**WRITTEN EXERCISE**
Reproduce every entry exactly and leave its pictures out.

%%

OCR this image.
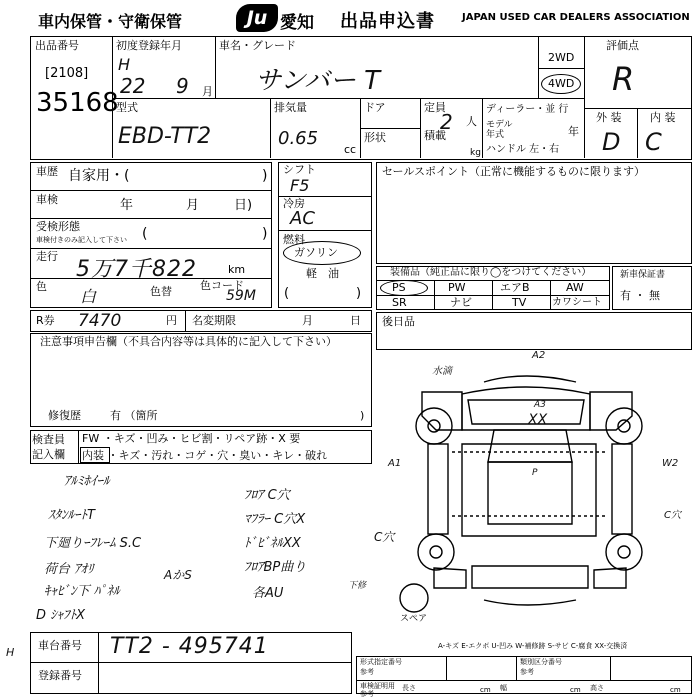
車内保管・守衛保管	Ju 愛知 出品申込書	JAPAN USED CAR DEALERS ASSOCIATION
出品番号
[2108]
35168
初度登録年月
H
22 9 月
車名・グレード
サンバー T
2WD
4WD
評価点
R
外 装	内 装
D C
型式
EBD-TT2
排気量
0.65
cc
ドア
形状
定員
2 人
積載
kg
ディーラー・並 行
モデル 年式	年
ハンドル 左・右
車歴 自家用・(	)
車検	年	月	日)
受検形態
車検付きのみ記入して下さい (	)
走行
5万7千822	km
色
白	色替	色コード
59M
シフト
F5
冷房
AC
燃料
ガソリン
軽　油
(	)
セールスポイント（正常に機能するものに限ります）
装備品（純正品に限り◯をつけてください）	新車保証書
有 ・ 無
R券 7470	円 名変期限	月	日 後日品
注意事項申告欄（不具合内容等は具体的に記入して下さい）
修復歴	有 （箇所	)
検査員
記入欄
FW ・キズ・凹み・ヒビ割・リペア跡・X 要
内装 ・キズ・汚れ・コゲ・穴・臭い・キレ・破れ
水滴
A2
A3
XX
A1
P
W2
C穴
C穴
下修
スペア
A-キズ E-エクボ U-凹み W-補修跡 S-サビ C-腐食 XX-交換済
車台番号 TT2 - 495741
登録番号
形式指定番号
参考
類別区分番号
参考
車検証明用
参考
長さ	cm 幅	cm 高さ	cm
PS	PW	エアB	AW
SR	ナビ	TV	カワシート
ｱﾙﾐﾎｲｰﾙ
ﾌﾛｱ C穴
ｽﾀﾝﾙｰﾄT	ﾏﾌﾗｰ C穴X
下廻りｰﾌﾚｰﾑ S.C	ﾄﾞﾋﾞﾈﾙXX
荷台 ｱｵﾘ	ﾌﾛｱBP曲り
ｷｬﾋﾞﾝ下 ﾊﾟﾈﾙ
AかS
各AU
D ｼｬﾌﾄX
H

%%

**FINAL ANSWER**
OCR this image.
車内保管・守衛保管	Ju 愛知 出品申込書	JAPAN USED CAR DEALERS ASSOCIATION
出品番号
[2108]
35168
初度登録年月
H
22 9 月
車名・グレード
サンバー T
2WD
4WD
評価点
R
外 装	内 装
D C
型式
EBD-TT2
排気量
0.65
cc
ドア
形状
定員
2 人
積載
kg
ディーラー・並 行
モデル 年式	年
ハンドル 左・右
車歴 自家用・(	)
車検	年	月	日)
受検形態
車検付きのみ記入して下さい (	)
走行
5万7千822	km
色
白	色替	色コード
59M
シフト
F5
冷房
AC
燃料
ガソリン
軽　油
(	)
セールスポイント（正常に機能するものに限ります）
装備品（純正品に限り◯をつけてください）	新車保証書
有 ・ 無
R券 7470	円 名変期限	月	日 後日品
注意事項申告欄（不具合内容等は具体的に記入して下さい）
修復歴	有 （箇所	)
検査員
記入欄
FW ・キズ・凹み・ヒビ割・リペア跡・X 要
内装 ・キズ・汚れ・コゲ・穴・臭い・キレ・破れ
水滴
A2
A3
XX
A1
P
W2
C穴
C穴
下修
スペア
A-キズ E-エクボ U-凹み W-補修跡 S-サビ C-腐食 XX-交換済
車台番号 TT2 - 495741
登録番号
形式指定番号
参考
類別区分番号
参考
車検証明用
参考
長さ	cm 幅	cm 高さ	cm
PS	PW	エアB	AW
SR	ナビ	TV	カワシート
ｱﾙﾐﾎｲｰﾙ
ﾌﾛｱ C穴
ｽﾀﾝﾙｰﾄT	ﾏﾌﾗｰ C穴X
下廻りｰﾌﾚｰﾑ S.C	ﾄﾞﾋﾞﾈﾙXX
荷台 ｱｵﾘ	ﾌﾛｱBP曲り
ｷｬﾋﾞﾝ下 ﾊﾟﾈﾙ
AかS
各AU
D ｼｬﾌﾄX
H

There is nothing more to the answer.